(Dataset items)
----
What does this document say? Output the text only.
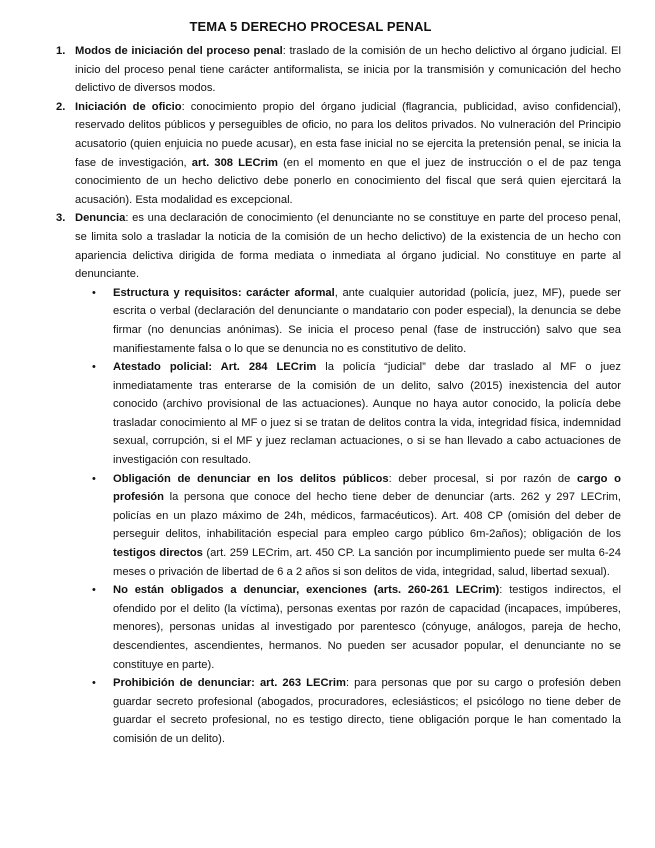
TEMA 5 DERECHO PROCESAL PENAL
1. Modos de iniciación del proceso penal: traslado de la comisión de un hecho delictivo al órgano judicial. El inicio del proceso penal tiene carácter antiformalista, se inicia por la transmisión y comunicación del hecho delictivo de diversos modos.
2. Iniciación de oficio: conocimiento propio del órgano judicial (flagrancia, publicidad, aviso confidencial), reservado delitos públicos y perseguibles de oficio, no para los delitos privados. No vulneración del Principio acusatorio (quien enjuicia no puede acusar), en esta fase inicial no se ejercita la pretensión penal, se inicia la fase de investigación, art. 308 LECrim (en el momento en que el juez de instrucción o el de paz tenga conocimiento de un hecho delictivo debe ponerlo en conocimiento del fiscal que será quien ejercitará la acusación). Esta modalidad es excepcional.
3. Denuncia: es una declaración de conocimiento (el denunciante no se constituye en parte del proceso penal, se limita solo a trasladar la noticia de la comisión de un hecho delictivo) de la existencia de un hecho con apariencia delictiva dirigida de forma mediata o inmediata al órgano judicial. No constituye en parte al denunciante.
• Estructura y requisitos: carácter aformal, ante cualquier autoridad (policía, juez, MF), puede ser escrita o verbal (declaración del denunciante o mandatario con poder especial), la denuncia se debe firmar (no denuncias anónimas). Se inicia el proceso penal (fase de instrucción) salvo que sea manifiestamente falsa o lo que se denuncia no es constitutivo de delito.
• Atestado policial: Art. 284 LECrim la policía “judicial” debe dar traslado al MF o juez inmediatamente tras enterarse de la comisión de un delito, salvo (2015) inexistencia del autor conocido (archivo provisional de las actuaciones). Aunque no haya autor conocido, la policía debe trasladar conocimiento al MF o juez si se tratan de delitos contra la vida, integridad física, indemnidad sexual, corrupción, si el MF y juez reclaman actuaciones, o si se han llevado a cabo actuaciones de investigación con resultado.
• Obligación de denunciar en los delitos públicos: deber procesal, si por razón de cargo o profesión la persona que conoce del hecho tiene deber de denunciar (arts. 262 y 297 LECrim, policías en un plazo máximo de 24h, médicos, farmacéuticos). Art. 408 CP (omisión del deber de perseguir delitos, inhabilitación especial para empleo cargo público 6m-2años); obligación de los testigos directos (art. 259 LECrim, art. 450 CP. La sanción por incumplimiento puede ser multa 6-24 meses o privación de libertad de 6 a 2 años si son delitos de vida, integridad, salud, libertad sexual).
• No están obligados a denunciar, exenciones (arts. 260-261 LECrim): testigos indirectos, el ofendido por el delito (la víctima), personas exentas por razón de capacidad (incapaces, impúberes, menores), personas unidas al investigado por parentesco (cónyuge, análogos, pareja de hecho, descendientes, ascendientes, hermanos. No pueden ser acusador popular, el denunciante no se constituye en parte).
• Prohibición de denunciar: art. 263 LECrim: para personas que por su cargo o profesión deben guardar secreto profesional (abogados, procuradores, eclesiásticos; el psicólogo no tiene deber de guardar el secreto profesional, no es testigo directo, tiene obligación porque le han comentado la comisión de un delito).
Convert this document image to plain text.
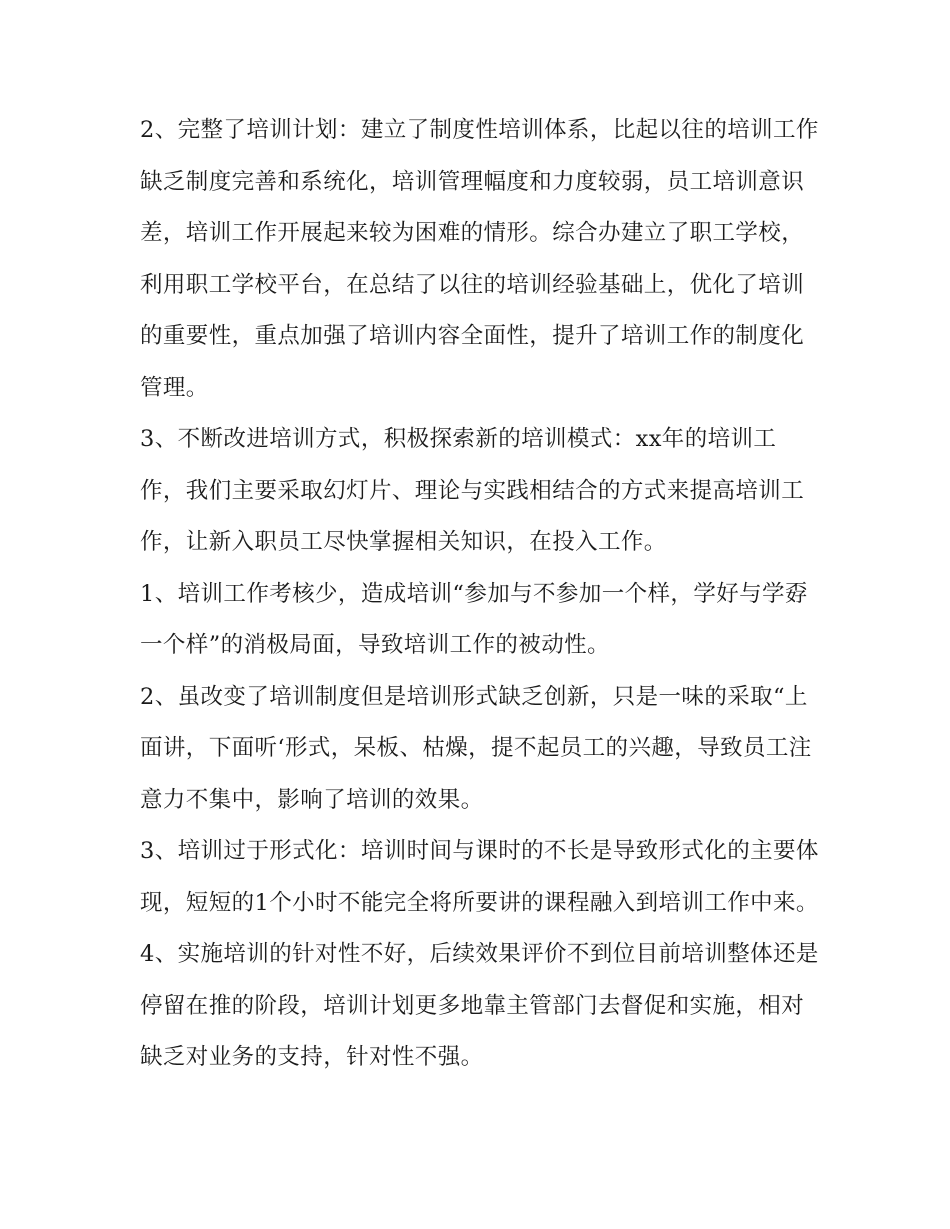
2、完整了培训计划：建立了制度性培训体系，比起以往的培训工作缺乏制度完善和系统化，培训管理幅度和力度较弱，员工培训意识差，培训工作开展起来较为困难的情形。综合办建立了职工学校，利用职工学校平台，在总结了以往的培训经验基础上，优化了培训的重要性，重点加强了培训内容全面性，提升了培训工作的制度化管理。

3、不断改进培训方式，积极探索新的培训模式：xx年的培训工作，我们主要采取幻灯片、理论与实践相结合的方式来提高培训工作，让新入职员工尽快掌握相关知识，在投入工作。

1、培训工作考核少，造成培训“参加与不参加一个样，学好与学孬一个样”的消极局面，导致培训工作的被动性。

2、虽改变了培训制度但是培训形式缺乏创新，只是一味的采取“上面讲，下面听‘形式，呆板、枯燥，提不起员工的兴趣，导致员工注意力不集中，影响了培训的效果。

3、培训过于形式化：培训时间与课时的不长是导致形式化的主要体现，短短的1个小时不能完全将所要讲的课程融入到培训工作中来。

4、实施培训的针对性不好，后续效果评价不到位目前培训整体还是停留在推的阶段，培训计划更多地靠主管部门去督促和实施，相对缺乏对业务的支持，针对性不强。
----
EXERCISE DETAILS >> Produce an exact reproduction of the lines from the line containing "Convert this document image to plain text." through the last line of the records. Any picture is left out.

WRITTEN RESPONSE >>
Convert this document image to plain text.
2、完整了培训计划：建立了制度性培训体系，比起以往的培训工作缺乏制度完善和系统化，培训管理幅度和力度较弱，员工培训意识差，培训工作开展起来较为困难的情形。综合办建立了职工学校，利用职工学校平台，在总结了以往的培训经验基础上，优化了培训的重要性，重点加强了培训内容全面性，提升了培训工作的制度化管理。

3、不断改进培训方式，积极探索新的培训模式：xx年的培训工作，我们主要采取幻灯片、理论与实践相结合的方式来提高培训工作，让新入职员工尽快掌握相关知识，在投入工作。

1、培训工作考核少，造成培训“参加与不参加一个样，学好与学孬一个样”的消极局面，导致培训工作的被动性。

2、虽改变了培训制度但是培训形式缺乏创新，只是一味的采取“上面讲，下面听‘形式，呆板、枯燥，提不起员工的兴趣，导致员工注意力不集中，影响了培训的效果。

3、培训过于形式化：培训时间与课时的不长是导致形式化的主要体现，短短的1个小时不能完全将所要讲的课程融入到培训工作中来。

4、实施培训的针对性不好，后续效果评价不到位目前培训整体还是停留在推的阶段，培训计划更多地靠主管部门去督促和实施，相对缺乏对业务的支持，针对性不强。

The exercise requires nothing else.